===== Provided records =====

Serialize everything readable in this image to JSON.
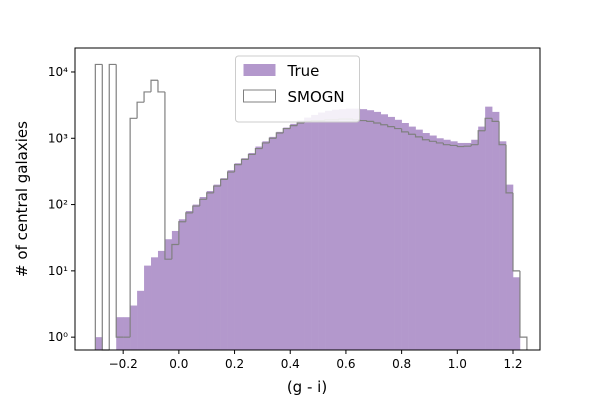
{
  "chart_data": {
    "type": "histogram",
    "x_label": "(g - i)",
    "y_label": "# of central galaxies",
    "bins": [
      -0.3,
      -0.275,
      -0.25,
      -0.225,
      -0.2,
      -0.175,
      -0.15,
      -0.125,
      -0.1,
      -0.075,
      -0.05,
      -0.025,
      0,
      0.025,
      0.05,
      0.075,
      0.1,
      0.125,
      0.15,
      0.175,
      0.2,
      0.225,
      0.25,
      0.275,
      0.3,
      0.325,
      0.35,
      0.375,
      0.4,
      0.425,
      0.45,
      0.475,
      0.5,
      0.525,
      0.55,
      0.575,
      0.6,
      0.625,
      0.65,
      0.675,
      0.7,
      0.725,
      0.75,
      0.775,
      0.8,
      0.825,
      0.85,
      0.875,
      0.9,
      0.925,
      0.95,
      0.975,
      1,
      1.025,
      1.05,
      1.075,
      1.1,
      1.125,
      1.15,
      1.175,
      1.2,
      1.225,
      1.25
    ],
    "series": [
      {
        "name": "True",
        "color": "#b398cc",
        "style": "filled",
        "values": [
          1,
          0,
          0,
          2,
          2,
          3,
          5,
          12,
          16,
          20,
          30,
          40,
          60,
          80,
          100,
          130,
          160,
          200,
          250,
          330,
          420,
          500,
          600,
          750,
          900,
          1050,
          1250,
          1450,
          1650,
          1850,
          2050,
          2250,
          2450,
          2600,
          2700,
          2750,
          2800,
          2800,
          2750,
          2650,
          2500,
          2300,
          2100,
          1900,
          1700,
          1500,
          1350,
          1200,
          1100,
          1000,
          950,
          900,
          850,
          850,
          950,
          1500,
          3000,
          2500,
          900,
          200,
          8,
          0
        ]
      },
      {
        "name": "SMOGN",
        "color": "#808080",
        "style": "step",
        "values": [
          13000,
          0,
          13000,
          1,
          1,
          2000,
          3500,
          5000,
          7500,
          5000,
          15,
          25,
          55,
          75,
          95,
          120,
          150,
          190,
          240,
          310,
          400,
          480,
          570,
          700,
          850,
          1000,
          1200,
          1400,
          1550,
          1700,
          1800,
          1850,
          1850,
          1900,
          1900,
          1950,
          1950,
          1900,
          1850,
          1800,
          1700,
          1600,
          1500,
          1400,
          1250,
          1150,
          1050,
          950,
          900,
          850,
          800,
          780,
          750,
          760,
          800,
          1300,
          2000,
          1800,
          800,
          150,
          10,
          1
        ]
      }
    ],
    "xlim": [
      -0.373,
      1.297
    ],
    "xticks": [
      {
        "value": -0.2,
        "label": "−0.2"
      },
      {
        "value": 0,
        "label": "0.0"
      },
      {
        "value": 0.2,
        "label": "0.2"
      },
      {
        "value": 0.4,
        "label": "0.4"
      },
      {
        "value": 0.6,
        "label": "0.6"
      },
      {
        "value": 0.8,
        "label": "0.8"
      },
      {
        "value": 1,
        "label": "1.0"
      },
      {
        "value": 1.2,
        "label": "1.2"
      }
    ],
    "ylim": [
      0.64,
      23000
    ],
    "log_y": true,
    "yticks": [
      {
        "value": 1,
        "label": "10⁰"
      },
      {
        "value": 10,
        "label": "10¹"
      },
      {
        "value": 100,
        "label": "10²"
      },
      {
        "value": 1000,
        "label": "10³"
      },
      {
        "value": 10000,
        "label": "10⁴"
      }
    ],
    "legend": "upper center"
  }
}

=====
===== Provided records =====

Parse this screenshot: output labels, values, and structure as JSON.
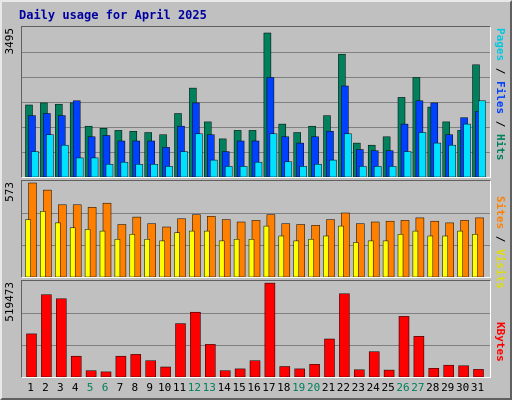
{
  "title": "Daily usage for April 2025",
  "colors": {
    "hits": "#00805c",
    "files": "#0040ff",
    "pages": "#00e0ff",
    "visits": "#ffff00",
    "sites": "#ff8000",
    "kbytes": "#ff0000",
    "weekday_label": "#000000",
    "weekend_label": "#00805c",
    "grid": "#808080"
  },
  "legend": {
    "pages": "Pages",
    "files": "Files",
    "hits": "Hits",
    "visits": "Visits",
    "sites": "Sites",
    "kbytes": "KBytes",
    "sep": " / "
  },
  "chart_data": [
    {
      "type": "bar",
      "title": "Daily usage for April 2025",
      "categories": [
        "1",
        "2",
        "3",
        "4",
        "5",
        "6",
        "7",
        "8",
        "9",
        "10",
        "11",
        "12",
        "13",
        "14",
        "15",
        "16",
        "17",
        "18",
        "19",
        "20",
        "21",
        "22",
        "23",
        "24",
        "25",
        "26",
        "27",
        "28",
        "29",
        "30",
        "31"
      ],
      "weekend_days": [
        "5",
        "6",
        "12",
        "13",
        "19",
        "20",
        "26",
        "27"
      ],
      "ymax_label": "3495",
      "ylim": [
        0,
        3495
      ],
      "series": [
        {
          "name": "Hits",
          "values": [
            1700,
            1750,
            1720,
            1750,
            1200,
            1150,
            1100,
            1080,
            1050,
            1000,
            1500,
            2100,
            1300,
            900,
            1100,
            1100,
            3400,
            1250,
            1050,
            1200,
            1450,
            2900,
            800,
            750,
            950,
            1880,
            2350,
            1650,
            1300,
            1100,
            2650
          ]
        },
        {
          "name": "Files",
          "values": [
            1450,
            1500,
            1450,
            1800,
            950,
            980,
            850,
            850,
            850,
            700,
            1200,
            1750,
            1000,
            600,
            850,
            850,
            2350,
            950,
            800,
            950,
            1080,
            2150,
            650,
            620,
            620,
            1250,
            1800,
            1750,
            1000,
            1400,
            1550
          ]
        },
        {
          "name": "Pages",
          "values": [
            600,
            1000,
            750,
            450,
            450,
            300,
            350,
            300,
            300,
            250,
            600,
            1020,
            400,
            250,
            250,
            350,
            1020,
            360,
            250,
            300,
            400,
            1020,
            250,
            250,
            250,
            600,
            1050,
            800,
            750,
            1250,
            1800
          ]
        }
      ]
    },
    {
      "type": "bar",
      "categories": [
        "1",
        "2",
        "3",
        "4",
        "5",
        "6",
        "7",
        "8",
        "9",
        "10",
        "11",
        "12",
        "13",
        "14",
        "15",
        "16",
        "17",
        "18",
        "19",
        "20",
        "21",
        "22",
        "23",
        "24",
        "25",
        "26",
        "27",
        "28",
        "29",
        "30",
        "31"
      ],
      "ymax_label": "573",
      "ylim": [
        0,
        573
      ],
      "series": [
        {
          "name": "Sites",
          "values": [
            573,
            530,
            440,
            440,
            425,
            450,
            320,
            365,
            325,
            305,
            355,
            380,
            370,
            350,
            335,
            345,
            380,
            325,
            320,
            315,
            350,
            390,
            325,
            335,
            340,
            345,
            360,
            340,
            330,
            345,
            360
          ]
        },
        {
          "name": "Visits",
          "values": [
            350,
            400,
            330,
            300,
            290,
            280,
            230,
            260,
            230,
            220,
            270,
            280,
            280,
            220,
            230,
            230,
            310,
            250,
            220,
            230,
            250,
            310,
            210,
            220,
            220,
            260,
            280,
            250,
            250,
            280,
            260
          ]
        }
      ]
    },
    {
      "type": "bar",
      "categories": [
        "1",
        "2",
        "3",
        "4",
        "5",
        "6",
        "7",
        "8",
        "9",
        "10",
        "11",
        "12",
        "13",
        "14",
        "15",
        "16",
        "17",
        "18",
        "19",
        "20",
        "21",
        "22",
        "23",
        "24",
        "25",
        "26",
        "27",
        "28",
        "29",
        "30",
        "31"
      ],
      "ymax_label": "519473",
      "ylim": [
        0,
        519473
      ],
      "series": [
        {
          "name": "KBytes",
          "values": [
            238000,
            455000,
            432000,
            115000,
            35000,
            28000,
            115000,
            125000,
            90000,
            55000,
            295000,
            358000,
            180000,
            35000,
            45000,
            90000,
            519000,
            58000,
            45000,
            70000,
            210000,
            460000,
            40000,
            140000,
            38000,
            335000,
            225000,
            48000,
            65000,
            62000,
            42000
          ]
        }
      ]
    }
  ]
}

=====

What you are asked to do: Pick out and copy every line that contains the word "name".

The output:
        "name": "True",
        "name": "SMOGN",
          "name": "Hits",
          "name": "Files",
          "name": "Pages",
          "name": "Sites",
          "name": "Visits",
          "name": "KBytes",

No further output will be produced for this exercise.